[STATED GOAL]: Among the entries below, find how many lines carry the word "which" and state only that figure.

[RECORDS SHOWN]:
--*--
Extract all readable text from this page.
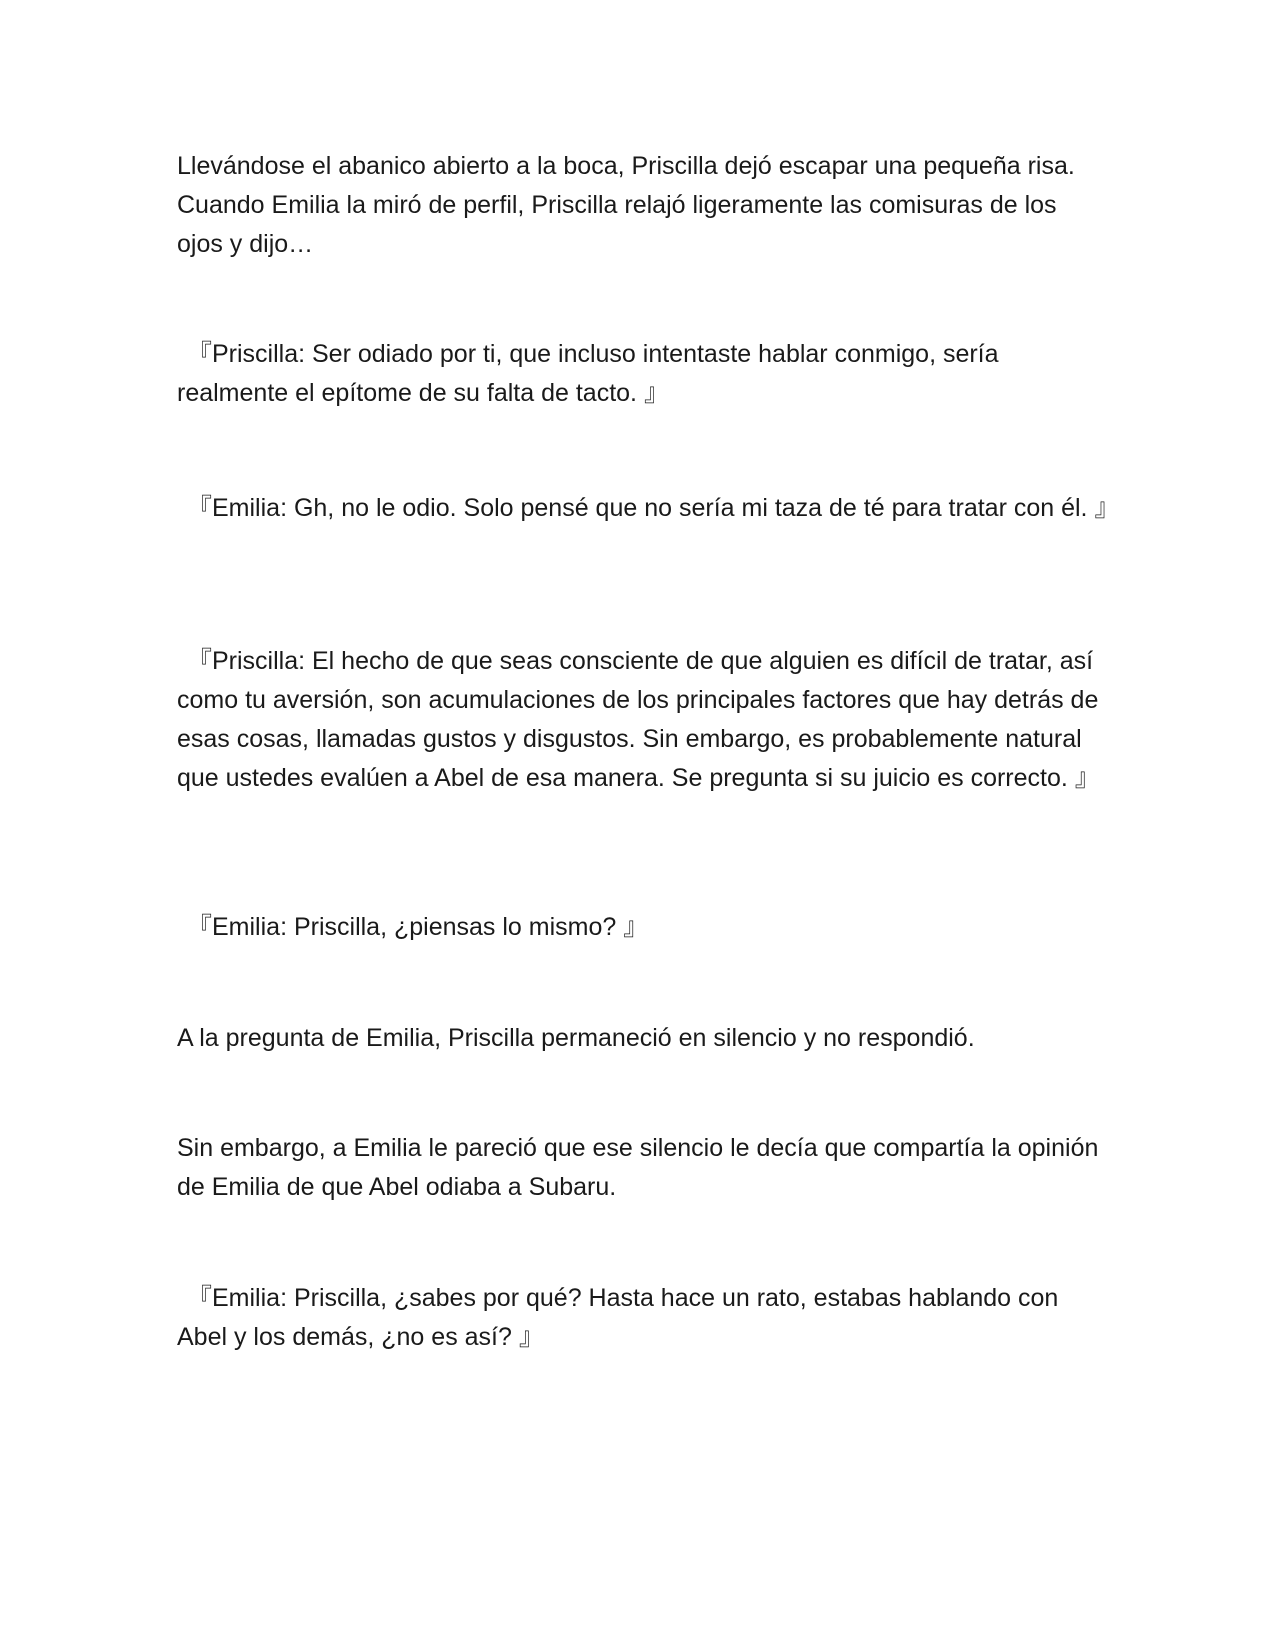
Llevándose el abanico abierto a la boca, Priscilla dejó escapar una pequeña risa. Cuando Emilia la miró de perfil, Priscilla relajó ligeramente las comisuras de los ojos y dijo…

『Priscilla: Ser odiado por ti, que incluso intentaste hablar conmigo, sería realmente el epítome de su falta de tacto. 』

『Emilia: Gh, no le odio. Solo pensé que no sería mi taza de té para tratar con él. 』

『Priscilla: El hecho de que seas consciente de que alguien es difícil de tratar, así como tu aversión, son acumulaciones de los principales factores que hay detrás de esas cosas, llamadas gustos y disgustos. Sin embargo, es probablemente natural que ustedes evalúen a Abel de esa manera. Se pregunta si su juicio es correcto. 』

『Emilia: Priscilla, ¿piensas lo mismo? 』

A la pregunta de Emilia, Priscilla permaneció en silencio y no respondió.

Sin embargo, a Emilia le pareció que ese silencio le decía que compartía la opinión de Emilia de que Abel odiaba a Subaru.

『Emilia: Priscilla, ¿sabes por qué? Hasta hace un rato, estabas hablando con Abel y los demás, ¿no es así? 』
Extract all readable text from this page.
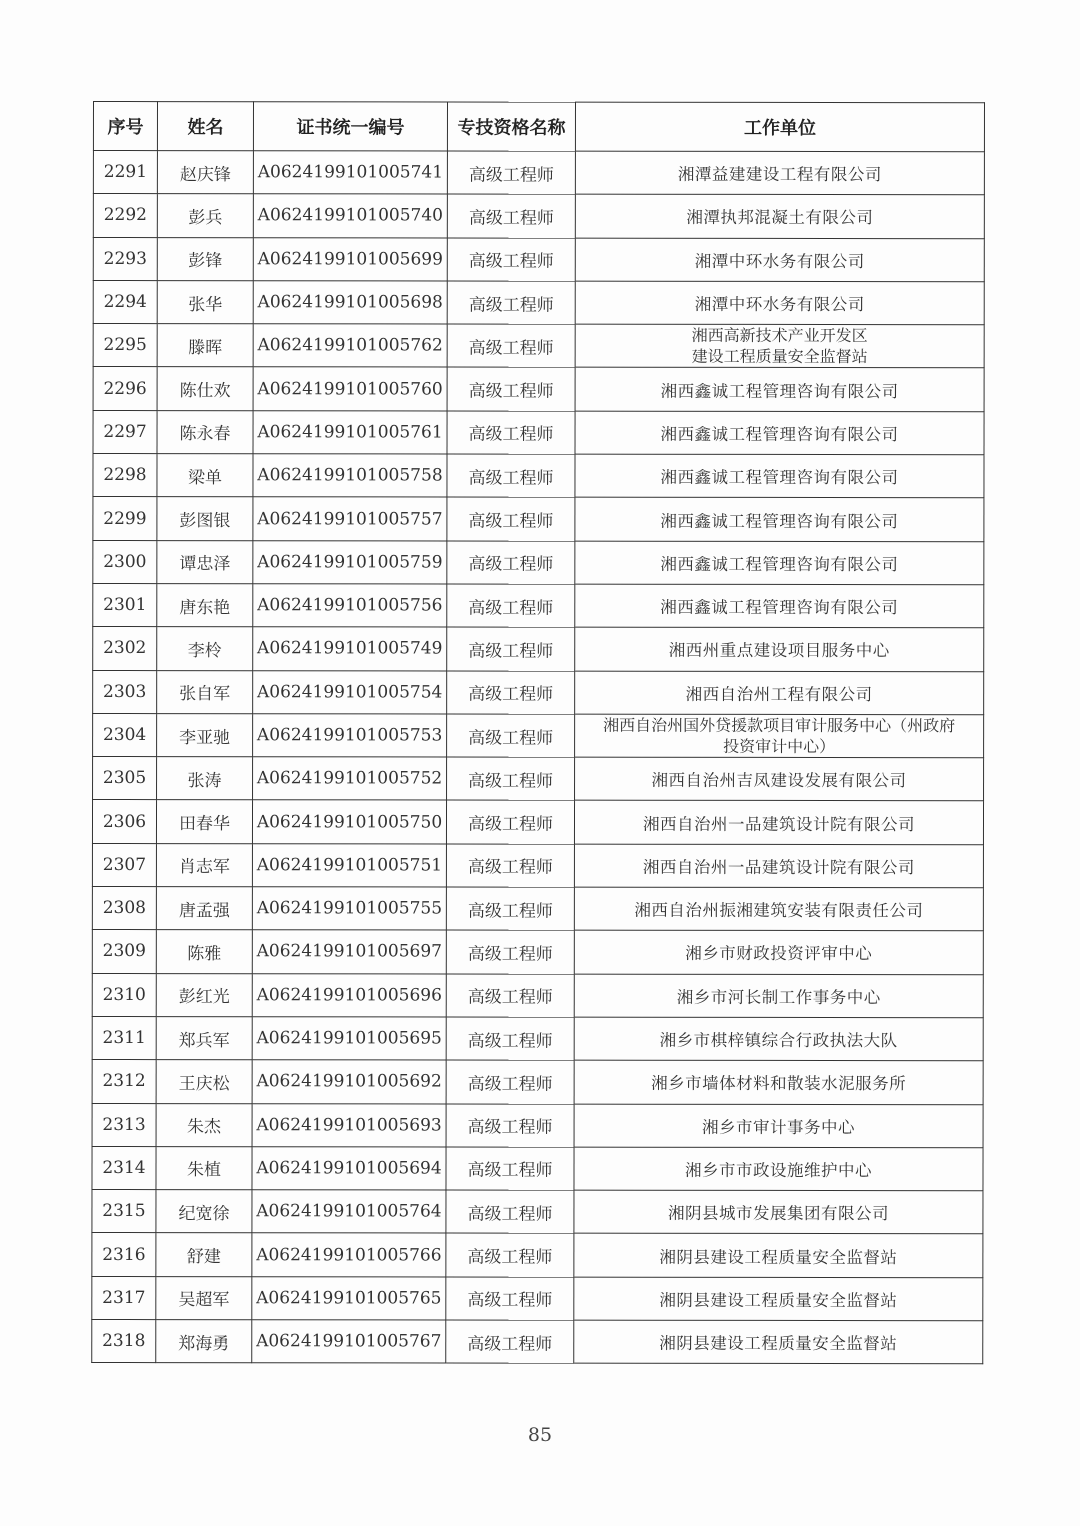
序号	姓名	证书统一编号	专技资格名称	工作单位
2291	赵庆锋	A0624199101005741	高级工程师	湘潭益建建设工程有限公司
2292	彭兵	A0624199101005740	高级工程师	湘潭执邦混凝土有限公司
2293	彭锋	A0624199101005699	高级工程师	湘潭中环水务有限公司
2294	张华	A0624199101005698	高级工程师	湘潭中环水务有限公司
2295	滕晖	A0624199101005762	高级工程师	湘西高新技术产业开发区
建设工程质量安全监督站
2296	陈仕欢	A0624199101005760	高级工程师	湘西鑫诚工程管理咨询有限公司
2297	陈永春	A0624199101005761	高级工程师	湘西鑫诚工程管理咨询有限公司
2298	梁单	A0624199101005758	高级工程师	湘西鑫诚工程管理咨询有限公司
2299	彭图银	A0624199101005757	高级工程师	湘西鑫诚工程管理咨询有限公司
2300	谭忠泽	A0624199101005759	高级工程师	湘西鑫诚工程管理咨询有限公司
2301	唐东艳	A0624199101005756	高级工程师	湘西鑫诚工程管理咨询有限公司
2302	李柃	A0624199101005749	高级工程师	湘西州重点建设项目服务中心
2303	张自军	A0624199101005754	高级工程师	湘西自治州工程有限公司
2304	李亚驰	A0624199101005753	高级工程师	湘西自治州国外贷援款项目审计服务中心（州政府
投资审计中心）
2305	张涛	A0624199101005752	高级工程师	湘西自治州吉凤建设发展有限公司
2306	田春华	A0624199101005750	高级工程师	湘西自治州一品建筑设计院有限公司
2307	肖志军	A0624199101005751	高级工程师	湘西自治州一品建筑设计院有限公司
2308	唐孟强	A0624199101005755	高级工程师	湘西自治州振湘建筑安装有限责任公司
2309	陈雅	A0624199101005697	高级工程师	湘乡市财政投资评审中心
2310	彭红光	A0624199101005696	高级工程师	湘乡市河长制工作事务中心
2311	郑兵军	A0624199101005695	高级工程师	湘乡市棋梓镇综合行政执法大队
2312	王庆松	A0624199101005692	高级工程师	湘乡市墙体材料和散装水泥服务所
2313	朱杰	A0624199101005693	高级工程师	湘乡市审计事务中心
2314	朱植	A0624199101005694	高级工程师	湘乡市市政设施维护中心
2315	纪宽徐	A0624199101005764	高级工程师	湘阴县城市发展集团有限公司
2316	舒建	A0624199101005766	高级工程师	湘阴县建设工程质量安全监督站
2317	吴超军	A0624199101005765	高级工程师	湘阴县建设工程质量安全监督站
2318	郑海勇	A0624199101005767	高级工程师	湘阴县建设工程质量安全监督站
85
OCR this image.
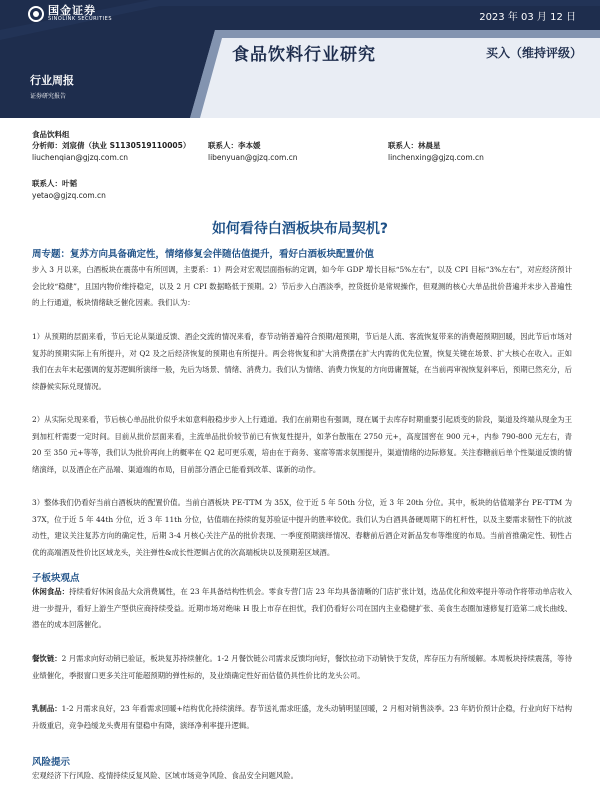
国金证券
SINOLINK SECURITIES	2023 年 03 月 12 日
食品饮料行业研究	买入（维持评级）
行业周报
证券研究报告
食品饮料组
分析师：刘宸倩（执业 S1130519110005）
liuchenqian@gjzq.com.cn
联系人：李本媛
libenyuan@gjzq.com.cn
联系人：林晨星
linchenxing@gjzq.com.cn
联系人：叶韬
yetao@gjzq.com.cn
如何看待白酒板块布局契机?
周专题：复苏方向具备确定性，情绪修复会伴随估值提升，看好白酒板块配置价值

步入 3 月以来，白酒板块在震荡中有所回调，主要系：1）两会对宏观层面指标的定调，如今年 GDP 增长目标“5%左右”，以及 CPI 目标“3%左右”，对应经济预计会比较“稳健”，且国内物价维持稳定，以及 2 月 CPI 数据略低于预期。2）节后步入白酒淡季，控货挺价是常规操作，但观测的核心大单品批价普遍并未步入普遍性的上行通道，板块情绪缺乏催化因素。我们认为：

1）从预期的层面来看，节后无论从渠道反馈、酒企交流的情况来看，春节动销普遍符合预期/超预期，节后是人流、客流恢复带来的消费超预期回暖，因此节后市场对复苏的预期实际上有所提升，对 Q2 及之后经济恢复的预期也有所提升。两会将恢复和扩大消费摆在扩大内需的优先位置，恢复关键在场景、扩大核心在收入。正如我们在去年末起强调的复苏逻辑所演绎一般，先后为场景、情绪、消费力。我们认为情绪、消费力恢复的方向毋庸置疑，在当前再审视恢复斜率后，预期已然充分，后续静候实际兑现情况。

2）从实际兑现来看，节后核心单品批价似乎未如意料般稳步步入上行通道。我们在前期也有强调，现在属于去库存时期重要引起质变的阶段，渠道及终端从现金为王到加杠杆需要一定时间。目前从批价层面来看，主流单品批价较节前已有恢复性提升，如茅台散瓶在 2750 元+，高度国窖在 900 元+，内参 790-800 元左右，青 20 至 350 元+等等，我们认为批价再向上的概率在 Q2 起可更乐观，培由在于商务、宴席等需求氛围提升，渠道情绪的边际修复。关注春糖前后单个性渠道反馈的情绪演绎，以及酒企在产品端、渠道端的布局，目前部分酒企已能看到改革、谋新的动作。

3）整体我们仍看好当前白酒板块的配置价值。当前白酒板块 PE-TTM 为 35X，位于近 5 年 50th 分位，近 3 年 20th 分位。其中，板块的估值端茅台 PE-TTM 为 37X，位于近 5 年 44th 分位，近 3 年 11th 分位，估值端在持续的复苏验证中提升的胜率较优。我们认为白酒具备硬周期下的杠杆性，以及主要需求韧性下的抗波动性，建议关注复苏方向的确定性，后期 3-4 月核心关注产品的批价表现、一季度预期演绎情况、春糖前后酒企对新品发布等维度的布局。当前首推确定性、韧性占优的高端酒及性价比区域龙头，关注弹性&成长性逻辑占优的次高端板块以及预期差区域酒。

子板块观点

休闲食品：持续看好休闲食品大众消费属性，在 23 年具备结构性机会。零食专营门店 23 年均具备清晰的门店扩张计划，选品优化和效率提升等动作将带动单店收入进一步提升，看好上游生产型供应商持续受益。近期市场对绝味 H 股上市存在担忧，我们仍看好公司在国内主业稳健扩张、美食生态圈加速修复打造第二成长曲线、潜在的成本回落催化。

餐饮链：2 月需求向好动销已验证，板块复苏持续催化。1-2 月餐饮链公司需求反馈均向好，餐饮拉动下动销快于发货，库存压力有所缓解。本周板块持续震荡，等待业绩催化，季报窗口更多关注可能超预期的弹性标的，及业绩确定性好而估值仍具性价比的龙头公司。

乳制品：1-2 月需求良好，23 年看需求回暖+结构优化持续演绎。春节送礼需求旺盛，龙头动销明显回暖，2 月相对销售淡季。23 年奶价预计企稳，行业向好下结构升级重启，竞争趋缓龙头费用有望稳中有降，演绎净利率提升逻辑。

风险提示

宏观经济下行风险、疫情持续反复风险、区域市场竞争风险、食品安全问题风险。
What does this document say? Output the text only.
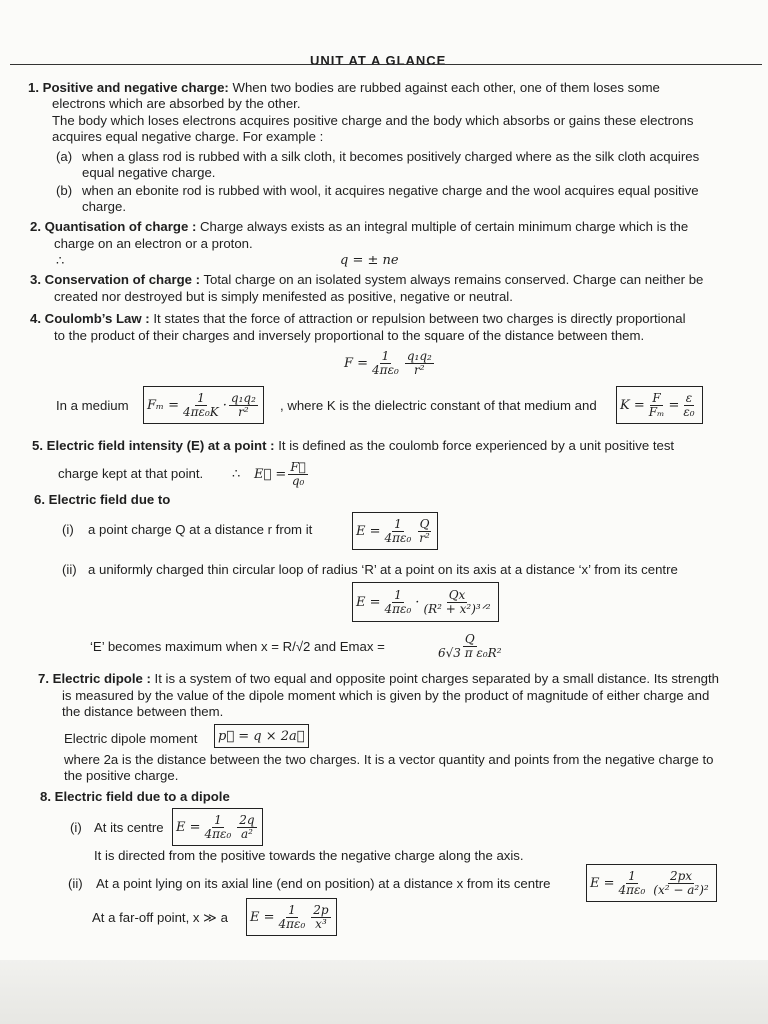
UNIT AT A GLANCE
1. Positive and negative charge: When two bodies are rubbed against each other, one of them loses some
electrons which are absorbed by the other.
The body which loses electrons acquires positive charge and the body which absorbs or gains these electrons
acquires equal negative charge. For example :
(a) when a glass rod is rubbed with a silk cloth, it becomes positively charged where as the silk cloth acquires
equal negative charge.
(b) when an ebonite rod is rubbed with wool, it acquires negative charge and the wool acquires equal positive
charge.
2. Quantisation of charge : Charge always exists as an integral multiple of certain minimum charge which is the
charge on an electron or a proton.
∴	q = ± ne
3. Conservation of charge : Total charge on an isolated system always remains conserved. Charge can neither be
created nor destroyed but is simply menifested as positive, negative or neutral.
4. Coulomb’s Law : It states that the force of attraction or repulsion between two charges is directly proportional
to the product of their charges and inversely proportional to the square of the distance between them.
$F = \frac{1}{\text{4πε₀}} \frac{\text{q₁q₂}}{\text{r²}}$
In a medium $F_m = \frac{1}{\text{4πε₀K}} \cdot \frac{\text{q₁q₂}}{\text{r²}}$ , where K is the dielectric constant of that medium and $K = \frac{F}{\text{Fₘ}} = \frac{\varepsilon}{\text{ε₀}}$
5. Electric field intensity (E) at a point : It is defined as the coulomb force experienced by a unit positive test
charge kept at that point. ∴ E⃗ = $\frac{F⃗}{\text{q₀}}$
6. Electric field due to
(i) a point charge Q at a distance r from it	$E = \frac{1}{\text{4πε₀}} \frac{Q}{\text{r²}}$
(ii) a uniformly charged thin circular loop of radius ‘R’ at a point on its axis at a distance ‘x’ from its centre
$E = \frac{1}{\text{4πε₀}} \cdot \frac{Qx}{\text{(R² + x²)³ᐟ²}}$
‘E’ becomes maximum when x = R/√2 and Emax =	$\frac{Q}{\text{6√3 π ε₀R²}}$
7. Electric dipole : It is a system of two equal and opposite point charges separated by a small distance. Its strength
is measured by the value of the dipole moment which is given by the product of magnitude of either charge and
the distance between them.
Electric dipole moment	p⃗ = q × 2a⃗
where 2a is the distance between the two charges. It is a vector quantity and points from the negative charge to
the positive charge.
8. Electric field due to a dipole
(i) At its centre $E = \frac{1}{\text{4πε₀}} \frac{2q}{\text{a²}}$
It is directed from the positive towards the negative charge along the axis.
(ii) At a point lying on its axial line (end on position) at a distance x from its centre	$E = \frac{1}{\text{4πε₀}} \frac{2px}{\text{(x² − a²)²}}$
At a far-off point, x ≫ a $E = \frac{1}{\text{4πε₀}} \frac{2p}{\text{x³}}$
--*--
[EXPECTED ANSWER]: 4